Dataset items
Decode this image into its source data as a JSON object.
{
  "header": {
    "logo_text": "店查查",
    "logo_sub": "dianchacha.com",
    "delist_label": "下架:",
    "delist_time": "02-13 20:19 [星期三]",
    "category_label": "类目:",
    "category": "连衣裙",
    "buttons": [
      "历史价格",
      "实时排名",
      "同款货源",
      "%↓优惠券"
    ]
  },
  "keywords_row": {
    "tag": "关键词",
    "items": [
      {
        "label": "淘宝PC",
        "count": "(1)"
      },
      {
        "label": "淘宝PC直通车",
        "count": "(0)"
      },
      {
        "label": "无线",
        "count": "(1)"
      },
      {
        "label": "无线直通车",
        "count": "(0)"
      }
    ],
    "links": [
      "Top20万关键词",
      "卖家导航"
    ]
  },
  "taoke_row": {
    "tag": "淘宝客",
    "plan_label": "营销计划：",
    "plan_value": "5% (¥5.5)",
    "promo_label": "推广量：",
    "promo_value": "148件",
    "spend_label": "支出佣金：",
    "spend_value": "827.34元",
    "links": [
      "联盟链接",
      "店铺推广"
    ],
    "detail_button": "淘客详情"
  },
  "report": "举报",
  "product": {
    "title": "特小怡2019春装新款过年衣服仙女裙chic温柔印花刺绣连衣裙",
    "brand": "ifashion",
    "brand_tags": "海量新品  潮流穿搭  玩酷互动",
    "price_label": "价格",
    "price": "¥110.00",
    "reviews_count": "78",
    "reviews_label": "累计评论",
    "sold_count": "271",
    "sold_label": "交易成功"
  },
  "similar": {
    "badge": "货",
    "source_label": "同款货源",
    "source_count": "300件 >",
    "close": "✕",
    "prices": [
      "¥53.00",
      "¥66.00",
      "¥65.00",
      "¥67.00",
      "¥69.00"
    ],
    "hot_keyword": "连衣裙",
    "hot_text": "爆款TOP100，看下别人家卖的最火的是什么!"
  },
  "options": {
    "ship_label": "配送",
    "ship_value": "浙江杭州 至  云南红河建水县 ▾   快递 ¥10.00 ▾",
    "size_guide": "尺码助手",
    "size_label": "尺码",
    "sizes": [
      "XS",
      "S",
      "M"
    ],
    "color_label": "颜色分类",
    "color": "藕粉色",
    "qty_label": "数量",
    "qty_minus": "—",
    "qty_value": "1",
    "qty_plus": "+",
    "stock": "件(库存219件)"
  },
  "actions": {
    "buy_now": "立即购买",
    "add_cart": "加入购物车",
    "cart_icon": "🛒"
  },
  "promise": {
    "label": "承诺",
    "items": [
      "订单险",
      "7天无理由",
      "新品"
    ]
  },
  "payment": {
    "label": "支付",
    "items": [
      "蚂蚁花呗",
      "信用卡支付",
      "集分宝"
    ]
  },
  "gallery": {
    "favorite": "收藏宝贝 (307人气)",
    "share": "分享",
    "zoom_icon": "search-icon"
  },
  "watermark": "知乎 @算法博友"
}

Exercise goal
Reproduce the entries above in full by retyping them exactly.

Result of this task
Decode this image into its source data as a JSON object.
{
  "header": {
    "logo_text": "店查查",
    "logo_sub": "dianchacha.com",
    "delist_label": "下架:",
    "delist_time": "02-13 20:19 [星期三]",
    "category_label": "类目:",
    "category": "连衣裙",
    "buttons": [
      "历史价格",
      "实时排名",
      "同款货源",
      "%↓优惠券"
    ]
  },
  "keywords_row": {
    "tag": "关键词",
    "items": [
      {
        "label": "淘宝PC",
        "count": "(1)"
      },
      {
        "label": "淘宝PC直通车",
        "count": "(0)"
      },
      {
        "label": "无线",
        "count": "(1)"
      },
      {
        "label": "无线直通车",
        "count": "(0)"
      }
    ],
    "links": [
      "Top20万关键词",
      "卖家导航"
    ]
  },
  "taoke_row": {
    "tag": "淘宝客",
    "plan_label": "营销计划：",
    "plan_value": "5% (¥5.5)",
    "promo_label": "推广量：",
    "promo_value": "148件",
    "spend_label": "支出佣金：",
    "spend_value": "827.34元",
    "links": [
      "联盟链接",
      "店铺推广"
    ],
    "detail_button": "淘客详情"
  },
  "report": "举报",
  "product": {
    "title": "特小怡2019春装新款过年衣服仙女裙chic温柔印花刺绣连衣裙",
    "brand": "ifashion",
    "brand_tags": "海量新品  潮流穿搭  玩酷互动",
    "price_label": "价格",
    "price": "¥110.00",
    "reviews_count": "78",
    "reviews_label": "累计评论",
    "sold_count": "271",
    "sold_label": "交易成功"
  },
  "similar": {
    "badge": "货",
    "source_label": "同款货源",
    "source_count": "300件 >",
    "close": "✕",
    "prices": [
      "¥53.00",
      "¥66.00",
      "¥65.00",
      "¥67.00",
      "¥69.00"
    ],
    "hot_keyword": "连衣裙",
    "hot_text": "爆款TOP100，看下别人家卖的最火的是什么!"
  },
  "options": {
    "ship_label": "配送",
    "ship_value": "浙江杭州 至  云南红河建水县 ▾   快递 ¥10.00 ▾",
    "size_guide": "尺码助手",
    "size_label": "尺码",
    "sizes": [
      "XS",
      "S",
      "M"
    ],
    "color_label": "颜色分类",
    "color": "藕粉色",
    "qty_label": "数量",
    "qty_minus": "—",
    "qty_value": "1",
    "qty_plus": "+",
    "stock": "件(库存219件)"
  },
  "actions": {
    "buy_now": "立即购买",
    "add_cart": "加入购物车",
    "cart_icon": "🛒"
  },
  "promise": {
    "label": "承诺",
    "items": [
      "订单险",
      "7天无理由",
      "新品"
    ]
  },
  "payment": {
    "label": "支付",
    "items": [
      "蚂蚁花呗",
      "信用卡支付",
      "集分宝"
    ]
  },
  "gallery": {
    "favorite": "收藏宝贝 (307人气)",
    "share": "分享",
    "zoom_icon": "search-icon"
  },
  "watermark": "知乎 @算法博友"
}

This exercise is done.